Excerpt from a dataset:
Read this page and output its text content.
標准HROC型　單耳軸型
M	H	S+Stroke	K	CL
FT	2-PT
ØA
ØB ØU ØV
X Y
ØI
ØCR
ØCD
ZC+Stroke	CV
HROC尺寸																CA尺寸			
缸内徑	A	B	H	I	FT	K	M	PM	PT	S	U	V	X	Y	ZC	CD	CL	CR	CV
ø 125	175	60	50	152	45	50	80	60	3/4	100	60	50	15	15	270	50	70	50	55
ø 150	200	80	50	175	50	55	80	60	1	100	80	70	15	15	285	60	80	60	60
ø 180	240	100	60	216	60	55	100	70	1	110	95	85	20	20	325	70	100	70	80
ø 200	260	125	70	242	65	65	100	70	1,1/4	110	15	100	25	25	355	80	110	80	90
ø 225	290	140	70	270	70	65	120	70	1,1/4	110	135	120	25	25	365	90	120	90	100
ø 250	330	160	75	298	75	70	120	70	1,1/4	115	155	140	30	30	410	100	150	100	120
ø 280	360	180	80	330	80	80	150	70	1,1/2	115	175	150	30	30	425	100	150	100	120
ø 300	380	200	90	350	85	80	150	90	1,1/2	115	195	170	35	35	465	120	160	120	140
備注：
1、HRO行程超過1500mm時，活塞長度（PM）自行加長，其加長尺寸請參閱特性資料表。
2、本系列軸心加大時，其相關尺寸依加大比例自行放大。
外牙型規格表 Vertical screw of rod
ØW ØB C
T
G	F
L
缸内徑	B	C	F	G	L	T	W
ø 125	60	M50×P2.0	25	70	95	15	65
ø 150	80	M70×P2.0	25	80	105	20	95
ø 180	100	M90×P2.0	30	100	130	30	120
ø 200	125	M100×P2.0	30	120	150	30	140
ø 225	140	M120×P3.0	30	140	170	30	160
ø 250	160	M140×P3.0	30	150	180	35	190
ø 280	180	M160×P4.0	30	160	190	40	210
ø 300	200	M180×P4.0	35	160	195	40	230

GIVEN INSTRUCTION: Copy each line of the data above without altering a single character.

THE ANSWER:
Read this page and output its text content.
標准HROC型　單耳軸型
M	H	S+Stroke	K	CL
FT	2-PT
ØA
ØB ØU ØV
X Y
ØI
ØCR
ØCD
ZC+Stroke	CV
HROC尺寸																CA尺寸			
缸内徑	A	B	H	I	FT	K	M	PM	PT	S	U	V	X	Y	ZC	CD	CL	CR	CV
ø 125	175	60	50	152	45	50	80	60	3/4	100	60	50	15	15	270	50	70	50	55
ø 150	200	80	50	175	50	55	80	60	1	100	80	70	15	15	285	60	80	60	60
ø 180	240	100	60	216	60	55	100	70	1	110	95	85	20	20	325	70	100	70	80
ø 200	260	125	70	242	65	65	100	70	1,1/4	110	15	100	25	25	355	80	110	80	90
ø 225	290	140	70	270	70	65	120	70	1,1/4	110	135	120	25	25	365	90	120	90	100
ø 250	330	160	75	298	75	70	120	70	1,1/4	115	155	140	30	30	410	100	150	100	120
ø 280	360	180	80	330	80	80	150	70	1,1/2	115	175	150	30	30	425	100	150	100	120
ø 300	380	200	90	350	85	80	150	90	1,1/2	115	195	170	35	35	465	120	160	120	140
備注：
1、HRO行程超過1500mm時，活塞長度（PM）自行加長，其加長尺寸請參閱特性資料表。
2、本系列軸心加大時，其相關尺寸依加大比例自行放大。
外牙型規格表 Vertical screw of rod
ØW ØB C
T
G	F
L
缸内徑	B	C	F	G	L	T	W
ø 125	60	M50×P2.0	25	70	95	15	65
ø 150	80	M70×P2.0	25	80	105	20	95
ø 180	100	M90×P2.0	30	100	130	30	120
ø 200	125	M100×P2.0	30	120	150	30	140
ø 225	140	M120×P3.0	30	140	170	30	160
ø 250	160	M140×P3.0	30	150	180	35	190
ø 280	180	M160×P4.0	30	160	190	40	210
ø 300	200	M180×P4.0	35	160	195	40	230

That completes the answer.